-- Start of Records for processing --

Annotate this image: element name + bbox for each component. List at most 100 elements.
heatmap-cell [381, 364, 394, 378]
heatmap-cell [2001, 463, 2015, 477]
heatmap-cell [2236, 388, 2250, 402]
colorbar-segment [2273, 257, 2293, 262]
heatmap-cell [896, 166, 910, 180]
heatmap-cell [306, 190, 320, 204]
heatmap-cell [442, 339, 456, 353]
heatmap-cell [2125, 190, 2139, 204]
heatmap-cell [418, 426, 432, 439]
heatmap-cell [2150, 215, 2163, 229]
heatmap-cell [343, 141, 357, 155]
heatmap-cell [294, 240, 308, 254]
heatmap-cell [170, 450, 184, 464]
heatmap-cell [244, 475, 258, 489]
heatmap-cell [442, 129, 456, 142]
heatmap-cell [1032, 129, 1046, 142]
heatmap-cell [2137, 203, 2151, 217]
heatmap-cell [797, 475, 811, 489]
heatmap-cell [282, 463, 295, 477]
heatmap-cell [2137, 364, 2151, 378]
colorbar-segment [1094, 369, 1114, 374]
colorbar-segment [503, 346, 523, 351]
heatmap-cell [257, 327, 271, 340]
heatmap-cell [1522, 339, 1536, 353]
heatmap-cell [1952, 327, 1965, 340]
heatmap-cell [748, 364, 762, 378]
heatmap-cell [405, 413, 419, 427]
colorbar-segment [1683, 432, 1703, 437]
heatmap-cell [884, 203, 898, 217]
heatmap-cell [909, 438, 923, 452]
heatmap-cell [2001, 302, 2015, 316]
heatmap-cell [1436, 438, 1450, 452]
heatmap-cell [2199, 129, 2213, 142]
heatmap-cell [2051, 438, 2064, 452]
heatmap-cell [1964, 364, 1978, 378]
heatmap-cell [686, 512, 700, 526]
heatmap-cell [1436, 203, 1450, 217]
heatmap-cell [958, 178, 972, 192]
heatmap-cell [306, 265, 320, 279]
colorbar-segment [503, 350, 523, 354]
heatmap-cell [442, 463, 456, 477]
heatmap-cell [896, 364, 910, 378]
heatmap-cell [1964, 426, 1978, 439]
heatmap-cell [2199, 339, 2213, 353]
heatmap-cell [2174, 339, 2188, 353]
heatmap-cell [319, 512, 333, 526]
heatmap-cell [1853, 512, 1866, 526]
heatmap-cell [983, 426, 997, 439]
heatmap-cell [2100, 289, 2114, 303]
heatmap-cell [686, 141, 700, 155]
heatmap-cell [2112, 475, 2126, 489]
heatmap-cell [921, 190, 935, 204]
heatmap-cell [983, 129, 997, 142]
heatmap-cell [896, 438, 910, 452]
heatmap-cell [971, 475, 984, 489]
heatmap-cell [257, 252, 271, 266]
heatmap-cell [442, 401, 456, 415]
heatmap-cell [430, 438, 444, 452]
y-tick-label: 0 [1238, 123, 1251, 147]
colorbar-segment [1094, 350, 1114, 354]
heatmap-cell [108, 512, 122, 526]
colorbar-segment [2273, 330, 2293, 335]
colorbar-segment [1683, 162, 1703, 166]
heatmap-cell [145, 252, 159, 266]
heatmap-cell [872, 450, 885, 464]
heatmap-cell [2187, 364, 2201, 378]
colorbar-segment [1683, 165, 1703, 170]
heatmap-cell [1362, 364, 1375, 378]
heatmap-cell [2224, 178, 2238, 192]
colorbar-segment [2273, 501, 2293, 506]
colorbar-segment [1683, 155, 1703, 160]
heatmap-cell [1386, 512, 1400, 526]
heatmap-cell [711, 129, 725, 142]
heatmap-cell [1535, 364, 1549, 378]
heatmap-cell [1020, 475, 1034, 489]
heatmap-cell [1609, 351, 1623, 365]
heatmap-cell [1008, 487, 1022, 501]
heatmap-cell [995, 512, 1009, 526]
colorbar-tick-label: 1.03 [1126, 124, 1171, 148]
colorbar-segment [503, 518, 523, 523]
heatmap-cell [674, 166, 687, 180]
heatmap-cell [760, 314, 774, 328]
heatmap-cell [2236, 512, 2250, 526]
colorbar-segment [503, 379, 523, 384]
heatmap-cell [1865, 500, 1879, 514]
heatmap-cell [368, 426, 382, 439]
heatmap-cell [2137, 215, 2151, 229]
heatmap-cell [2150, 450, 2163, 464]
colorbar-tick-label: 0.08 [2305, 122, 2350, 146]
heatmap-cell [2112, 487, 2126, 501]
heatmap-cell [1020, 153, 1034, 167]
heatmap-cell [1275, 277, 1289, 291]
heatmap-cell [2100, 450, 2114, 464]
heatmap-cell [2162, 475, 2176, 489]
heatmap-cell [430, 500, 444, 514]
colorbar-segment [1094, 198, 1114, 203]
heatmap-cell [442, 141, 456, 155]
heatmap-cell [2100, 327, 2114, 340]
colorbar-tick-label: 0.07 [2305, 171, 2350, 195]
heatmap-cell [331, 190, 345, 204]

-- End of Records for processing --

Your objective
Rewrite every line of the entries above as a numbered list, leaving out any blank lines.

Written response
1. Annotate this image: element name + bbox for each component. List at most 100 elements.
2. heatmap-cell [381, 364, 394, 378]
3. heatmap-cell [2001, 463, 2015, 477]
4. heatmap-cell [2236, 388, 2250, 402]
5. colorbar-segment [2273, 257, 2293, 262]
6. heatmap-cell [896, 166, 910, 180]
7. heatmap-cell [306, 190, 320, 204]
8. heatmap-cell [442, 339, 456, 353]
9. heatmap-cell [2125, 190, 2139, 204]
10. heatmap-cell [418, 426, 432, 439]
11. heatmap-cell [2150, 215, 2163, 229]
12. heatmap-cell [343, 141, 357, 155]
13. heatmap-cell [294, 240, 308, 254]
14. heatmap-cell [170, 450, 184, 464]
15. heatmap-cell [244, 475, 258, 489]
16. heatmap-cell [442, 129, 456, 142]
17. heatmap-cell [1032, 129, 1046, 142]
18. heatmap-cell [2137, 203, 2151, 217]
19. heatmap-cell [797, 475, 811, 489]
20. heatmap-cell [282, 463, 295, 477]
21. heatmap-cell [2137, 364, 2151, 378]
22. colorbar-segment [1094, 369, 1114, 374]
23. colorbar-segment [503, 346, 523, 351]
24. heatmap-cell [257, 327, 271, 340]
25. heatmap-cell [1522, 339, 1536, 353]
26. heatmap-cell [1952, 327, 1965, 340]
27. heatmap-cell [748, 364, 762, 378]
28. heatmap-cell [405, 413, 419, 427]
29. colorbar-segment [1683, 432, 1703, 437]
30. heatmap-cell [884, 203, 898, 217]
31. heatmap-cell [909, 438, 923, 452]
32. heatmap-cell [2001, 302, 2015, 316]
33. heatmap-cell [1436, 438, 1450, 452]
34. heatmap-cell [2199, 129, 2213, 142]
35. heatmap-cell [2051, 438, 2064, 452]
36. heatmap-cell [1964, 364, 1978, 378]
37. heatmap-cell [686, 512, 700, 526]
38. heatmap-cell [1436, 203, 1450, 217]
39. heatmap-cell [958, 178, 972, 192]
40. heatmap-cell [306, 265, 320, 279]
41. colorbar-segment [503, 350, 523, 354]
42. heatmap-cell [442, 463, 456, 477]
43. heatmap-cell [896, 364, 910, 378]
44. heatmap-cell [1964, 426, 1978, 439]
45. heatmap-cell [2199, 339, 2213, 353]
46. heatmap-cell [2174, 339, 2188, 353]
47. heatmap-cell [319, 512, 333, 526]
48. heatmap-cell [1853, 512, 1866, 526]
49. heatmap-cell [983, 426, 997, 439]
50. heatmap-cell [2100, 289, 2114, 303]
51. heatmap-cell [686, 141, 700, 155]
52. heatmap-cell [2112, 475, 2126, 489]
53. heatmap-cell [921, 190, 935, 204]
54. heatmap-cell [983, 129, 997, 142]
55. heatmap-cell [896, 438, 910, 452]
56. heatmap-cell [971, 475, 984, 489]
57. heatmap-cell [257, 252, 271, 266]
58. heatmap-cell [442, 401, 456, 415]
59. heatmap-cell [430, 438, 444, 452]
60. y-tick-label: 0 [1238, 123, 1251, 147]
61. colorbar-segment [1094, 350, 1114, 354]
62. heatmap-cell [108, 512, 122, 526]
63. colorbar-segment [2273, 330, 2293, 335]
64. colorbar-segment [1683, 162, 1703, 166]
65. heatmap-cell [145, 252, 159, 266]
66. heatmap-cell [872, 450, 885, 464]
67. heatmap-cell [2187, 364, 2201, 378]
68. colorbar-segment [1683, 165, 1703, 170]
69. heatmap-cell [1362, 364, 1375, 378]
70. heatmap-cell [2224, 178, 2238, 192]
71. colorbar-segment [2273, 501, 2293, 506]
72. colorbar-segment [1683, 155, 1703, 160]
73. heatmap-cell [1386, 512, 1400, 526]
74. heatmap-cell [711, 129, 725, 142]
75. heatmap-cell [1535, 364, 1549, 378]
76. heatmap-cell [1020, 475, 1034, 489]
77. heatmap-cell [1609, 351, 1623, 365]
78. heatmap-cell [1008, 487, 1022, 501]
79. heatmap-cell [995, 512, 1009, 526]
80. colorbar-tick-label: 1.03 [1126, 124, 1171, 148]
81. colorbar-segment [503, 518, 523, 523]
82. heatmap-cell [674, 166, 687, 180]
83. heatmap-cell [760, 314, 774, 328]
84. heatmap-cell [2236, 512, 2250, 526]
85. colorbar-segment [503, 379, 523, 384]
86. heatmap-cell [1865, 500, 1879, 514]
87. heatmap-cell [368, 426, 382, 439]
88. heatmap-cell [2137, 215, 2151, 229]
89. heatmap-cell [2150, 450, 2163, 464]
90. colorbar-tick-label: 0.08 [2305, 122, 2350, 146]
91. heatmap-cell [2112, 487, 2126, 501]
92. heatmap-cell [1020, 153, 1034, 167]
93. heatmap-cell [1275, 277, 1289, 291]
94. heatmap-cell [2100, 450, 2114, 464]
95. heatmap-cell [2162, 475, 2176, 489]
96. heatmap-cell [430, 500, 444, 514]
97. colorbar-segment [1094, 198, 1114, 203]
98. heatmap-cell [442, 141, 456, 155]
99. heatmap-cell [2100, 327, 2114, 340]
100. colorbar-tick-label: 0.07 [2305, 171, 2350, 195]
101. heatmap-cell [331, 190, 345, 204]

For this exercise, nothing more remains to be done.